#### [STATED GOAL]
Print the entries in full, word for word, but not the pictures.

#### [GIVEN INFORMATION]
#####

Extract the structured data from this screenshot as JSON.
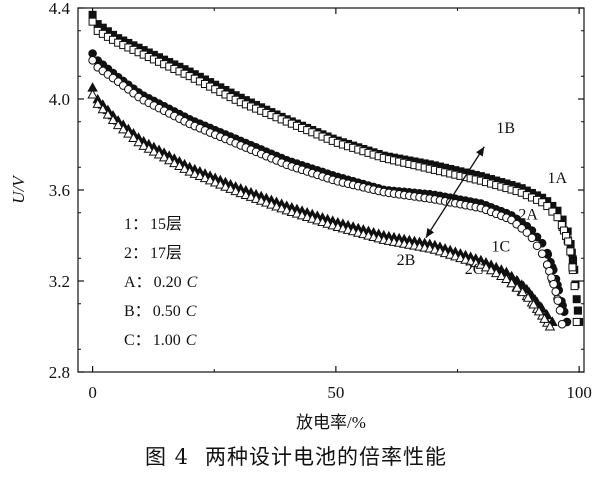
{
  "caption": {
    "figure_no": "图 4",
    "title": "两种设计电池的倍率性能"
  },
  "chart_data": {
    "type": "scatter",
    "xlabel": "放电率/%",
    "ylabel": "U/V",
    "xlim": [
      -3,
      101
    ],
    "ylim": [
      2.8,
      4.4
    ],
    "xticks": [
      0,
      50,
      100
    ],
    "yticks": [
      2.8,
      3.2,
      3.6,
      4.0,
      4.4
    ],
    "grid": false,
    "legend_lines": [
      {
        "key": "1",
        "sep": "：",
        "text": "15层",
        "unit": ""
      },
      {
        "key": "2",
        "sep": "：",
        "text": "17层",
        "unit": ""
      },
      {
        "key": "A",
        "sep": "：",
        "text": "0.20",
        "unit": "C"
      },
      {
        "key": "B",
        "sep": "：",
        "text": "0.50",
        "unit": "C"
      },
      {
        "key": "C",
        "sep": "：",
        "text": "1.00",
        "unit": "C"
      }
    ],
    "series": [
      {
        "name": "1A",
        "marker": "square-filled",
        "end_x": 100.0,
        "points": [
          [
            0,
            4.37
          ],
          [
            1,
            4.33
          ],
          [
            5,
            4.27
          ],
          [
            10,
            4.22
          ],
          [
            20,
            4.12
          ],
          [
            30,
            4.01
          ],
          [
            40,
            3.91
          ],
          [
            50,
            3.82
          ],
          [
            60,
            3.75
          ],
          [
            70,
            3.71
          ],
          [
            80,
            3.66
          ],
          [
            88,
            3.61
          ],
          [
            93,
            3.56
          ],
          [
            96,
            3.5
          ],
          [
            98,
            3.4
          ],
          [
            99,
            3.25
          ],
          [
            99.5,
            3.12
          ],
          [
            100,
            3.02
          ]
        ]
      },
      {
        "name": "1B",
        "marker": "square-open",
        "end_x": 99.5,
        "points": [
          [
            0,
            4.34
          ],
          [
            1,
            4.3
          ],
          [
            5,
            4.25
          ],
          [
            10,
            4.2
          ],
          [
            20,
            4.1
          ],
          [
            30,
            3.99
          ],
          [
            40,
            3.9
          ],
          [
            50,
            3.81
          ],
          [
            60,
            3.74
          ],
          [
            70,
            3.69
          ],
          [
            80,
            3.64
          ],
          [
            88,
            3.59
          ],
          [
            93,
            3.54
          ],
          [
            96,
            3.47
          ],
          [
            98,
            3.36
          ],
          [
            99,
            3.2
          ],
          [
            99.5,
            3.02
          ]
        ]
      },
      {
        "name": "2A",
        "marker": "circle-filled",
        "end_x": 97.5,
        "points": [
          [
            0,
            4.2
          ],
          [
            1,
            4.17
          ],
          [
            5,
            4.1
          ],
          [
            10,
            4.02
          ],
          [
            20,
            3.91
          ],
          [
            30,
            3.82
          ],
          [
            40,
            3.73
          ],
          [
            50,
            3.66
          ],
          [
            60,
            3.6
          ],
          [
            70,
            3.58
          ],
          [
            80,
            3.54
          ],
          [
            86,
            3.49
          ],
          [
            90,
            3.43
          ],
          [
            93,
            3.35
          ],
          [
            95,
            3.23
          ],
          [
            96.5,
            3.1
          ],
          [
            97.5,
            3.02
          ]
        ]
      },
      {
        "name": "2B",
        "marker": "circle-open",
        "end_x": 96.5,
        "points": [
          [
            0,
            4.17
          ],
          [
            1,
            4.14
          ],
          [
            5,
            4.08
          ],
          [
            10,
            4.0
          ],
          [
            20,
            3.89
          ],
          [
            30,
            3.8
          ],
          [
            40,
            3.71
          ],
          [
            50,
            3.64
          ],
          [
            60,
            3.59
          ],
          [
            70,
            3.56
          ],
          [
            80,
            3.52
          ],
          [
            86,
            3.47
          ],
          [
            90,
            3.4
          ],
          [
            93,
            3.3
          ],
          [
            95,
            3.17
          ],
          [
            96,
            3.08
          ],
          [
            96.5,
            3.01
          ]
        ]
      },
      {
        "name": "1C",
        "marker": "triangle-filled",
        "end_x": 94.5,
        "points": [
          [
            0,
            4.05
          ],
          [
            1,
            4.0
          ],
          [
            5,
            3.91
          ],
          [
            10,
            3.82
          ],
          [
            20,
            3.7
          ],
          [
            30,
            3.61
          ],
          [
            40,
            3.53
          ],
          [
            50,
            3.46
          ],
          [
            60,
            3.4
          ],
          [
            70,
            3.36
          ],
          [
            80,
            3.29
          ],
          [
            85,
            3.24
          ],
          [
            89,
            3.17
          ],
          [
            92,
            3.09
          ],
          [
            94.5,
            3.02
          ]
        ]
      },
      {
        "name": "1C-open",
        "marker": "triangle-open",
        "end_x": 94.0,
        "points": [
          [
            0,
            4.02
          ],
          [
            1,
            3.98
          ],
          [
            5,
            3.89
          ],
          [
            10,
            3.8
          ],
          [
            20,
            3.68
          ],
          [
            30,
            3.59
          ],
          [
            40,
            3.51
          ],
          [
            50,
            3.44
          ],
          [
            60,
            3.38
          ],
          [
            70,
            3.34
          ],
          [
            80,
            3.27
          ],
          [
            85,
            3.21
          ],
          [
            89,
            3.14
          ],
          [
            92,
            3.06
          ],
          [
            94,
            3.0
          ]
        ]
      }
    ],
    "annotations": [
      {
        "text": "1A",
        "x": 93.5,
        "y": 3.63
      },
      {
        "text": "2A",
        "x": 87.5,
        "y": 3.47
      },
      {
        "text": "1B",
        "x": 83.0,
        "y": 3.85
      },
      {
        "text": "2B",
        "x": 62.5,
        "y": 3.27
      },
      {
        "text": "1C",
        "x": 82.0,
        "y": 3.33
      },
      {
        "text": "2C",
        "x": 76.5,
        "y": 3.23
      }
    ],
    "arrow": {
      "from": [
        68.5,
        3.39
      ],
      "to": [
        80.5,
        3.79
      ]
    }
  }
}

#####

#### [SOLUTION TO THIS EXERCISE]
Extract the structured data from this screenshot as JSON.
{
  "caption": {
    "figure_no": "图 4",
    "title": "两种设计电池的倍率性能"
  },
  "chart_data": {
    "type": "scatter",
    "xlabel": "放电率/%",
    "ylabel": "U/V",
    "xlim": [
      -3,
      101
    ],
    "ylim": [
      2.8,
      4.4
    ],
    "xticks": [
      0,
      50,
      100
    ],
    "yticks": [
      2.8,
      3.2,
      3.6,
      4.0,
      4.4
    ],
    "grid": false,
    "legend_lines": [
      {
        "key": "1",
        "sep": "：",
        "text": "15层",
        "unit": ""
      },
      {
        "key": "2",
        "sep": "：",
        "text": "17层",
        "unit": ""
      },
      {
        "key": "A",
        "sep": "：",
        "text": "0.20",
        "unit": "C"
      },
      {
        "key": "B",
        "sep": "：",
        "text": "0.50",
        "unit": "C"
      },
      {
        "key": "C",
        "sep": "：",
        "text": "1.00",
        "unit": "C"
      }
    ],
    "series": [
      {
        "name": "1A",
        "marker": "square-filled",
        "end_x": 100.0,
        "points": [
          [
            0,
            4.37
          ],
          [
            1,
            4.33
          ],
          [
            5,
            4.27
          ],
          [
            10,
            4.22
          ],
          [
            20,
            4.12
          ],
          [
            30,
            4.01
          ],
          [
            40,
            3.91
          ],
          [
            50,
            3.82
          ],
          [
            60,
            3.75
          ],
          [
            70,
            3.71
          ],
          [
            80,
            3.66
          ],
          [
            88,
            3.61
          ],
          [
            93,
            3.56
          ],
          [
            96,
            3.5
          ],
          [
            98,
            3.4
          ],
          [
            99,
            3.25
          ],
          [
            99.5,
            3.12
          ],
          [
            100,
            3.02
          ]
        ]
      },
      {
        "name": "1B",
        "marker": "square-open",
        "end_x": 99.5,
        "points": [
          [
            0,
            4.34
          ],
          [
            1,
            4.3
          ],
          [
            5,
            4.25
          ],
          [
            10,
            4.2
          ],
          [
            20,
            4.1
          ],
          [
            30,
            3.99
          ],
          [
            40,
            3.9
          ],
          [
            50,
            3.81
          ],
          [
            60,
            3.74
          ],
          [
            70,
            3.69
          ],
          [
            80,
            3.64
          ],
          [
            88,
            3.59
          ],
          [
            93,
            3.54
          ],
          [
            96,
            3.47
          ],
          [
            98,
            3.36
          ],
          [
            99,
            3.2
          ],
          [
            99.5,
            3.02
          ]
        ]
      },
      {
        "name": "2A",
        "marker": "circle-filled",
        "end_x": 97.5,
        "points": [
          [
            0,
            4.2
          ],
          [
            1,
            4.17
          ],
          [
            5,
            4.1
          ],
          [
            10,
            4.02
          ],
          [
            20,
            3.91
          ],
          [
            30,
            3.82
          ],
          [
            40,
            3.73
          ],
          [
            50,
            3.66
          ],
          [
            60,
            3.6
          ],
          [
            70,
            3.58
          ],
          [
            80,
            3.54
          ],
          [
            86,
            3.49
          ],
          [
            90,
            3.43
          ],
          [
            93,
            3.35
          ],
          [
            95,
            3.23
          ],
          [
            96.5,
            3.1
          ],
          [
            97.5,
            3.02
          ]
        ]
      },
      {
        "name": "2B",
        "marker": "circle-open",
        "end_x": 96.5,
        "points": [
          [
            0,
            4.17
          ],
          [
            1,
            4.14
          ],
          [
            5,
            4.08
          ],
          [
            10,
            4.0
          ],
          [
            20,
            3.89
          ],
          [
            30,
            3.8
          ],
          [
            40,
            3.71
          ],
          [
            50,
            3.64
          ],
          [
            60,
            3.59
          ],
          [
            70,
            3.56
          ],
          [
            80,
            3.52
          ],
          [
            86,
            3.47
          ],
          [
            90,
            3.4
          ],
          [
            93,
            3.3
          ],
          [
            95,
            3.17
          ],
          [
            96,
            3.08
          ],
          [
            96.5,
            3.01
          ]
        ]
      },
      {
        "name": "1C",
        "marker": "triangle-filled",
        "end_x": 94.5,
        "points": [
          [
            0,
            4.05
          ],
          [
            1,
            4.0
          ],
          [
            5,
            3.91
          ],
          [
            10,
            3.82
          ],
          [
            20,
            3.7
          ],
          [
            30,
            3.61
          ],
          [
            40,
            3.53
          ],
          [
            50,
            3.46
          ],
          [
            60,
            3.4
          ],
          [
            70,
            3.36
          ],
          [
            80,
            3.29
          ],
          [
            85,
            3.24
          ],
          [
            89,
            3.17
          ],
          [
            92,
            3.09
          ],
          [
            94.5,
            3.02
          ]
        ]
      },
      {
        "name": "1C-open",
        "marker": "triangle-open",
        "end_x": 94.0,
        "points": [
          [
            0,
            4.02
          ],
          [
            1,
            3.98
          ],
          [
            5,
            3.89
          ],
          [
            10,
            3.8
          ],
          [
            20,
            3.68
          ],
          [
            30,
            3.59
          ],
          [
            40,
            3.51
          ],
          [
            50,
            3.44
          ],
          [
            60,
            3.38
          ],
          [
            70,
            3.34
          ],
          [
            80,
            3.27
          ],
          [
            85,
            3.21
          ],
          [
            89,
            3.14
          ],
          [
            92,
            3.06
          ],
          [
            94,
            3.0
          ]
        ]
      }
    ],
    "annotations": [
      {
        "text": "1A",
        "x": 93.5,
        "y": 3.63
      },
      {
        "text": "2A",
        "x": 87.5,
        "y": 3.47
      },
      {
        "text": "1B",
        "x": 83.0,
        "y": 3.85
      },
      {
        "text": "2B",
        "x": 62.5,
        "y": 3.27
      },
      {
        "text": "1C",
        "x": 82.0,
        "y": 3.33
      },
      {
        "text": "2C",
        "x": 76.5,
        "y": 3.23
      }
    ],
    "arrow": {
      "from": [
        68.5,
        3.39
      ],
      "to": [
        80.5,
        3.79
      ]
    }
  }
}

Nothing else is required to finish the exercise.